### DIRECTIONS:
Pull out every line with the word "value".

━━━━━━━━━━

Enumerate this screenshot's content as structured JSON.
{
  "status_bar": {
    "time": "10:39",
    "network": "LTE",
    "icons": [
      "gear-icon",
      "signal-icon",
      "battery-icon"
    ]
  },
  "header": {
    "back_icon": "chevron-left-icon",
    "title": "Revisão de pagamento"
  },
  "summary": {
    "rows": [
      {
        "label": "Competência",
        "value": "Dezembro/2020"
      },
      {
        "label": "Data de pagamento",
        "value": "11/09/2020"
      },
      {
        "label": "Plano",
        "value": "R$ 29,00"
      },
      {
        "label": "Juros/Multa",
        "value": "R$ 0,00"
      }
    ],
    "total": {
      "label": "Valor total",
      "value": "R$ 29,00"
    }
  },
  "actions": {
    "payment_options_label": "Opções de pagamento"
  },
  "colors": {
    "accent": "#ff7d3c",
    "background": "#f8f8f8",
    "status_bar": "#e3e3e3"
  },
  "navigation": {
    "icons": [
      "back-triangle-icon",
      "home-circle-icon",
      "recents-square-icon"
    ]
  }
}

━━━━━━━━━━

### WORKED ANSWER:
        "value": "Dezembro/2020"
        "value": "11/09/2020"
        "value": "R$ 29,00"
        "value": "R$ 0,00"
      "value": "R$ 29,00"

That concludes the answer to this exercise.